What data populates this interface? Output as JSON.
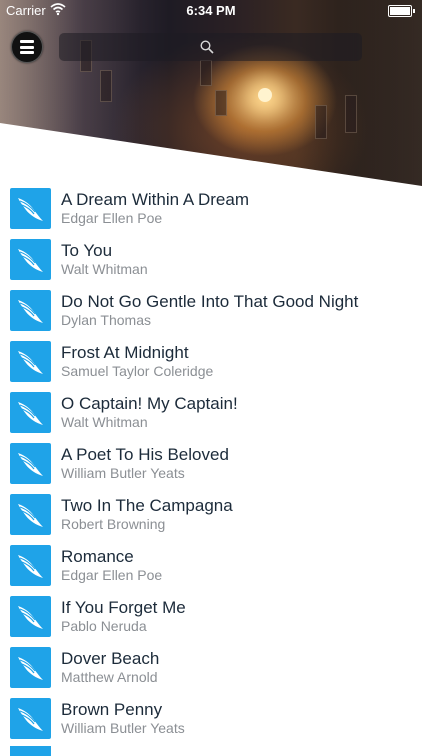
{
  "status_bar": {
    "carrier": "Carrier",
    "time": "6:34 PM"
  },
  "search": {
    "placeholder": ""
  },
  "poems": [
    {
      "title": "A Dream Within A Dream",
      "author": "Edgar Ellen Poe"
    },
    {
      "title": "To You",
      "author": "Walt Whitman"
    },
    {
      "title": "Do Not Go Gentle Into That Good Night",
      "author": "Dylan Thomas"
    },
    {
      "title": "Frost At Midnight",
      "author": "Samuel Taylor Coleridge"
    },
    {
      "title": "O Captain! My Captain!",
      "author": "Walt Whitman"
    },
    {
      "title": "A Poet To His Beloved",
      "author": "William Butler Yeats"
    },
    {
      "title": "Two In The Campagna",
      "author": "Robert Browning"
    },
    {
      "title": "Romance",
      "author": "Edgar Ellen Poe"
    },
    {
      "title": "If You Forget Me",
      "author": "Pablo Neruda"
    },
    {
      "title": "Dover Beach",
      "author": "Matthew Arnold"
    },
    {
      "title": "Brown Penny",
      "author": "William Butler Yeats"
    }
  ],
  "colors": {
    "tile": "#1fa3e8",
    "title": "#1c2b3a",
    "author": "#8b8f94"
  }
}
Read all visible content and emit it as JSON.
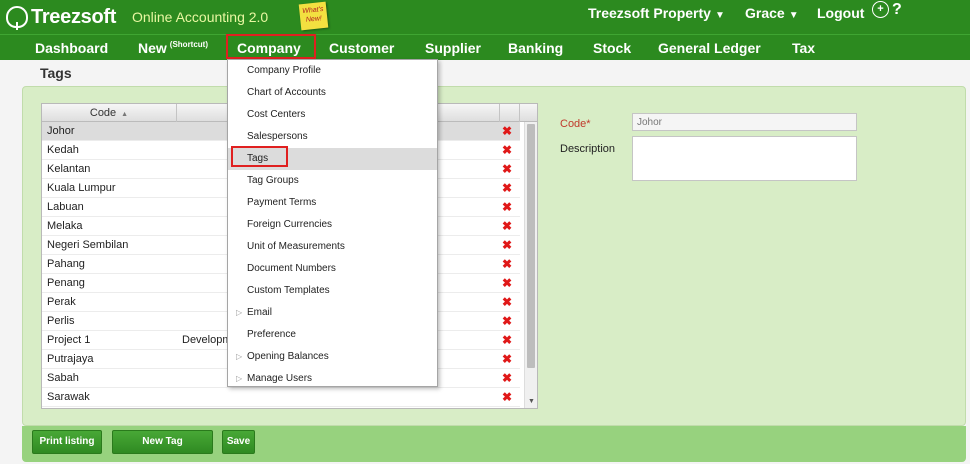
{
  "app": {
    "brand": "Treezsoft",
    "subtitle": "Online Accounting 2.0",
    "whatsnew": "What's New!"
  },
  "topright": {
    "property": "Treezsoft Property",
    "user": "Grace",
    "logout": "Logout",
    "add_user_glyph": "+",
    "help": "?"
  },
  "nav": {
    "dashboard": "Dashboard",
    "new": "New",
    "new_shortcut": "(Shortcut)",
    "company": "Company",
    "customer": "Customer",
    "supplier": "Supplier",
    "banking": "Banking",
    "stock": "Stock",
    "general_ledger": "General Ledger",
    "tax": "Tax"
  },
  "page_title": "Tags",
  "grid": {
    "columns": [
      "Code",
      ""
    ],
    "sort_glyph": "▲",
    "delete_glyph": "✖",
    "rows": [
      {
        "code": "Johor",
        "desc": ""
      },
      {
        "code": "Kedah",
        "desc": ""
      },
      {
        "code": "Kelantan",
        "desc": ""
      },
      {
        "code": "Kuala Lumpur",
        "desc": ""
      },
      {
        "code": "Labuan",
        "desc": ""
      },
      {
        "code": "Melaka",
        "desc": ""
      },
      {
        "code": "Negeri Sembilan",
        "desc": ""
      },
      {
        "code": "Pahang",
        "desc": ""
      },
      {
        "code": "Penang",
        "desc": ""
      },
      {
        "code": "Perak",
        "desc": ""
      },
      {
        "code": "Perlis",
        "desc": ""
      },
      {
        "code": "Project 1",
        "desc": "Developm"
      },
      {
        "code": "Putrajaya",
        "desc": ""
      },
      {
        "code": "Sabah",
        "desc": ""
      },
      {
        "code": "Sarawak",
        "desc": ""
      }
    ]
  },
  "form": {
    "code_label": "Code*",
    "code_value": "Johor",
    "description_label": "Description",
    "description_value": ""
  },
  "buttons": {
    "print_listing": "Print listing",
    "new_tag": "New Tag",
    "save": "Save"
  },
  "company_menu": {
    "items": [
      {
        "label": "Company Profile",
        "submenu": false
      },
      {
        "label": "Chart of Accounts",
        "submenu": false
      },
      {
        "label": "Cost Centers",
        "submenu": false
      },
      {
        "label": "Salespersons",
        "submenu": false
      },
      {
        "label": "Tags",
        "submenu": false
      },
      {
        "label": "Tag Groups",
        "submenu": false
      },
      {
        "label": "Payment Terms",
        "submenu": false
      },
      {
        "label": "Foreign Currencies",
        "submenu": false
      },
      {
        "label": "Unit of Measurements",
        "submenu": false
      },
      {
        "label": "Document Numbers",
        "submenu": false
      },
      {
        "label": "Custom Templates",
        "submenu": false
      },
      {
        "label": "Email",
        "submenu": true
      },
      {
        "label": "Preference",
        "submenu": false
      },
      {
        "label": "Opening Balances",
        "submenu": true
      },
      {
        "label": "Manage Users",
        "submenu": true
      }
    ],
    "submenu_glyph": "▷"
  },
  "colors": {
    "brand_green": "#2c8a1f",
    "panel_green": "#d8edc6",
    "highlight_red": "#e02020"
  }
}
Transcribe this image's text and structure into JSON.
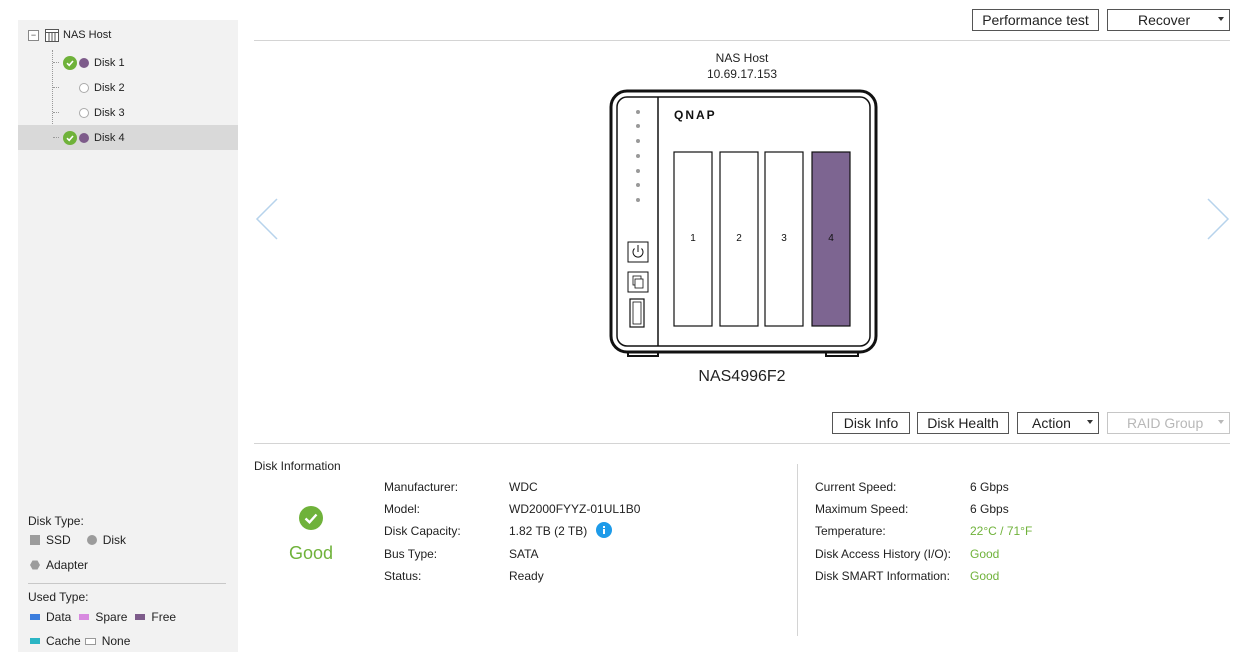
{
  "tree": {
    "root_label": "NAS Host",
    "items": [
      {
        "label": "Disk 1",
        "checked": true,
        "filled": true,
        "selected": false
      },
      {
        "label": "Disk 2",
        "checked": false,
        "filled": false,
        "selected": false
      },
      {
        "label": "Disk 3",
        "checked": false,
        "filled": false,
        "selected": false
      },
      {
        "label": "Disk 4",
        "checked": true,
        "filled": true,
        "selected": true
      }
    ]
  },
  "legend": {
    "disk_type_title": "Disk Type:",
    "disk_types": [
      "SSD",
      "Disk",
      "Adapter"
    ],
    "used_type_title": "Used Type:",
    "used_types": [
      {
        "label": "Data",
        "color": "#3b7ddd"
      },
      {
        "label": "Spare",
        "color": "#d88ae0"
      },
      {
        "label": "Free",
        "color": "#7d5b8a"
      },
      {
        "label": "Cache",
        "color": "#2bb5c4"
      },
      {
        "label": "None",
        "color": "#ffffff"
      }
    ]
  },
  "toolbar_top": {
    "performance_test": "Performance test",
    "recover": "Recover"
  },
  "device": {
    "host_name": "NAS Host",
    "ip": "10.69.17.153",
    "brand": "QNAP",
    "model_name": "NAS4996F2",
    "bays": [
      "1",
      "2",
      "3",
      "4"
    ],
    "selected_bay_color": "#7d6591"
  },
  "toolbar_disk": {
    "disk_info": "Disk Info",
    "disk_health": "Disk Health",
    "action": "Action",
    "raid_group": "RAID Group"
  },
  "disk_info": {
    "heading": "Disk Information",
    "overall_status": "Good",
    "left": [
      {
        "label": "Manufacturer:",
        "value": "WDC"
      },
      {
        "label": "Model:",
        "value": "WD2000FYYZ-01UL1B0"
      },
      {
        "label": "Disk Capacity:",
        "value": "1.82 TB (2 TB)"
      },
      {
        "label": "Bus Type:",
        "value": "SATA"
      },
      {
        "label": "Status:",
        "value": "Ready"
      }
    ],
    "right": [
      {
        "label": "Current Speed:",
        "value": "6 Gbps"
      },
      {
        "label": "Maximum Speed:",
        "value": "6 Gbps"
      },
      {
        "label": "Temperature:",
        "value": "22°C / 71°F"
      },
      {
        "label": "Disk Access History (I/O):",
        "value": "Good"
      },
      {
        "label": "Disk SMART Information:",
        "value": "Good"
      }
    ]
  },
  "colors": {
    "good": "#6fb23a",
    "info_icon": "#1e9be9"
  }
}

-----

Task prompt: Copy out the data above exactly, except the pictures.

Completed task:
What data populates this interface? Output as JSON.
{
  "status_bar": {
    "carrier": "Carrier",
    "time": "6:34 PM"
  },
  "search": {
    "placeholder": ""
  },
  "poems": [
    {
      "title": "A Dream Within A Dream",
      "author": "Edgar Ellen Poe"
    },
    {
      "title": "To You",
      "author": "Walt Whitman"
    },
    {
      "title": "Do Not Go Gentle Into That Good Night",
      "author": "Dylan Thomas"
    },
    {
      "title": "Frost At Midnight",
      "author": "Samuel Taylor Coleridge"
    },
    {
      "title": "O Captain! My Captain!",
      "author": "Walt Whitman"
    },
    {
      "title": "A Poet To His Beloved",
      "author": "William Butler Yeats"
    },
    {
      "title": "Two In The Campagna",
      "author": "Robert Browning"
    },
    {
      "title": "Romance",
      "author": "Edgar Ellen Poe"
    },
    {
      "title": "If You Forget Me",
      "author": "Pablo Neruda"
    },
    {
      "title": "Dover Beach",
      "author": "Matthew Arnold"
    },
    {
      "title": "Brown Penny",
      "author": "William Butler Yeats"
    }
  ],
  "colors": {
    "tile": "#1fa3e8",
    "title": "#1c2b3a",
    "author": "#8b8f94"
  }
}
Read all visible content and emit it as JSON.
{
  "app": {
    "brand": "Treezsoft",
    "subtitle": "Online Accounting 2.0",
    "whatsnew": "What's New!"
  },
  "topright": {
    "property": "Treezsoft Property",
    "user": "Grace",
    "logout": "Logout",
    "add_user_glyph": "+",
    "help": "?"
  },
  "nav": {
    "dashboard": "Dashboard",
    "new": "New",
    "new_shortcut": "(Shortcut)",
    "company": "Company",
    "customer": "Customer",
    "supplier": "Supplier",
    "banking": "Banking",
    "stock": "Stock",
    "general_ledger": "General Ledger",
    "tax": "Tax"
  },
  "page_title": "Tags",
  "grid": {
    "columns": [
      "Code",
      ""
    ],
    "sort_glyph": "▲",
    "delete_glyph": "✖",
    "rows": [
      {
        "code": "Johor",
        "desc": ""
      },
      {
        "code": "Kedah",
        "desc": ""
      },
      {
        "code": "Kelantan",
        "desc": ""
      },
      {
        "code": "Kuala Lumpur",
        "desc": ""
      },
      {
        "code": "Labuan",
        "desc": ""
      },
      {
        "code": "Melaka",
        "desc": ""
      },
      {
        "code": "Negeri Sembilan",
        "desc": ""
      },
      {
        "code": "Pahang",
        "desc": ""
      },
      {
        "code": "Penang",
        "desc": ""
      },
      {
        "code": "Perak",
        "desc": ""
      },
      {
        "code": "Perlis",
        "desc": ""
      },
      {
        "code": "Project 1",
        "desc": "Developm"
      },
      {
        "code": "Putrajaya",
        "desc": ""
      },
      {
        "code": "Sabah",
        "desc": ""
      },
      {
        "code": "Sarawak",
        "desc": ""
      }
    ]
  },
  "form": {
    "code_label": "Code*",
    "code_value": "Johor",
    "description_label": "Description",
    "description_value": ""
  },
  "buttons": {
    "print_listing": "Print listing",
    "new_tag": "New Tag",
    "save": "Save"
  },
  "company_menu": {
    "items": [
      {
        "label": "Company Profile",
        "submenu": false
      },
      {
        "label": "Chart of Accounts",
        "submenu": false
      },
      {
        "label": "Cost Centers",
        "submenu": false
      },
      {
        "label": "Salespersons",
        "submenu": false
      },
      {
        "label": "Tags",
        "submenu": false
      },
      {
        "label": "Tag Groups",
        "submenu": false
      },
      {
        "label": "Payment Terms",
        "submenu": false
      },
      {
        "label": "Foreign Currencies",
        "submenu": false
      },
      {
        "label": "Unit of Measurements",
        "submenu": false
      },
      {
        "label": "Document Numbers",
        "submenu": false
      },
      {
        "label": "Custom Templates",
        "submenu": false
      },
      {
        "label": "Email",
        "submenu": true
      },
      {
        "label": "Preference",
        "submenu": false
      },
      {
        "label": "Opening Balances",
        "submenu": true
      },
      {
        "label": "Manage Users",
        "submenu": true
      }
    ],
    "submenu_glyph": "▷"
  },
  "colors": {
    "brand_green": "#2c8a1f",
    "panel_green": "#d8edc6",
    "highlight_red": "#e02020"
  }
}
Transcribe this image's text and structure into JSON.
{
  "tree": {
    "root_label": "NAS Host",
    "items": [
      {
        "label": "Disk 1",
        "checked": true,
        "filled": true,
        "selected": false
      },
      {
        "label": "Disk 2",
        "checked": false,
        "filled": false,
        "selected": false
      },
      {
        "label": "Disk 3",
        "checked": false,
        "filled": false,
        "selected": false
      },
      {
        "label": "Disk 4",
        "checked": true,
        "filled": true,
        "selected": true
      }
    ]
  },
  "legend": {
    "disk_type_title": "Disk Type:",
    "disk_types": [
      "SSD",
      "Disk",
      "Adapter"
    ],
    "used_type_title": "Used Type:",
    "used_types": [
      {
        "label": "Data",
        "color": "#3b7ddd"
      },
      {
        "label": "Spare",
        "color": "#d88ae0"
      },
      {
        "label": "Free",
        "color": "#7d5b8a"
      },
      {
        "label": "Cache",
        "color": "#2bb5c4"
      },
      {
        "label": "None",
        "color": "#ffffff"
      }
    ]
  },
  "toolbar_top": {
    "performance_test": "Performance test",
    "recover": "Recover"
  },
  "device": {
    "host_name": "NAS Host",
    "ip": "10.69.17.153",
    "brand": "QNAP",
    "model_name": "NAS4996F2",
    "bays": [
      "1",
      "2",
      "3",
      "4"
    ],
    "selected_bay_color": "#7d6591"
  },
  "toolbar_disk": {
    "disk_info": "Disk Info",
    "disk_health": "Disk Health",
    "action": "Action",
    "raid_group": "RAID Group"
  },
  "disk_info": {
    "heading": "Disk Information",
    "overall_status": "Good",
    "left": [
      {
        "label": "Manufacturer:",
        "value": "WDC"
      },
      {
        "label": "Model:",
        "value": "WD2000FYYZ-01UL1B0"
      },
      {
        "label": "Disk Capacity:",
        "value": "1.82 TB (2 TB)"
      },
      {
        "label": "Bus Type:",
        "value": "SATA"
      },
      {
        "label": "Status:",
        "value": "Ready"
      }
    ],
    "right": [
      {
        "label": "Current Speed:",
        "value": "6 Gbps"
      },
      {
        "label": "Maximum Speed:",
        "value": "6 Gbps"
      },
      {
        "label": "Temperature:",
        "value": "22°C / 71°F"
      },
      {
        "label": "Disk Access History (I/O):",
        "value": "Good"
      },
      {
        "label": "Disk SMART Information:",
        "value": "Good"
      }
    ]
  },
  "colors": {
    "good": "#6fb23a",
    "info_icon": "#1e9be9"
  }
}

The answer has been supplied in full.